Problem requirements ▸ Below are some records; repeat them all exactly, minus the pictures.

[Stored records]
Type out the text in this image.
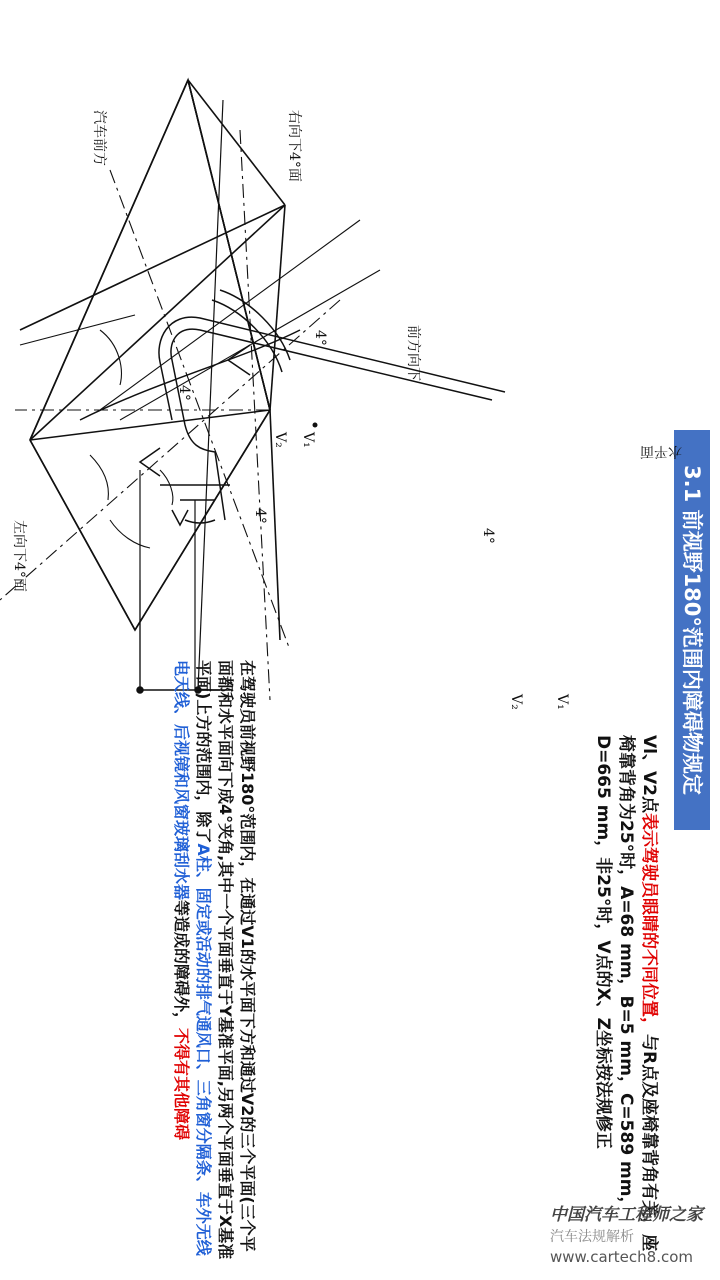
3.1 前视野180°范围内障碍物规定
水平面
前方向下
4°
V₁
V₂
汽车前方	右向下4°面
左向下4°面
4°
4°
4°
V₁
V₂
Vl、V2点表示驾驶员眼睛的不同位置，与R点及座椅靠背角有关，座椅靠背角为25°时，A=68 mm，B=5 mm，C=589 mm，D=665 mm，非25°时，V点的X、Z坐标按法规修正
在驾驶员前视野180°范围内，在通过V1的水平面下方和通过V2的三个平面(三个平面都和水平面向下成4°夹角,其中一个平面垂直于Y基准平面,另两个平面垂直于X基准平面)上方的范围内，除了A柱、固定或活动的排气通风口、三角窗分隔条、车外无线电天线、后视镜和风窗玻璃刮水器等造成的障碍外，不得有其他障碍
中国汽车工程师之家
汽车法规解析
www.cartech8.com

Output of the task ▸
Type out the text in this image.
3.1 前视野180°范围内障碍物规定
水平面
前方向下
4°
V₁
V₂
汽车前方	右向下4°面
左向下4°面
4°
4°
4°
V₁
V₂
Vl、V2点表示驾驶员眼睛的不同位置，与R点及座椅靠背角有关，座椅靠背角为25°时，A=68 mm，B=5 mm，C=589 mm，D=665 mm，非25°时，V点的X、Z坐标按法规修正
在驾驶员前视野180°范围内，在通过V1的水平面下方和通过V2的三个平面(三个平面都和水平面向下成4°夹角,其中一个平面垂直于Y基准平面,另两个平面垂直于X基准平面)上方的范围内，除了A柱、固定或活动的排气通风口、三角窗分隔条、车外无线电天线、后视镜和风窗玻璃刮水器等造成的障碍外，不得有其他障碍
中国汽车工程师之家
汽车法规解析
www.cartech8.com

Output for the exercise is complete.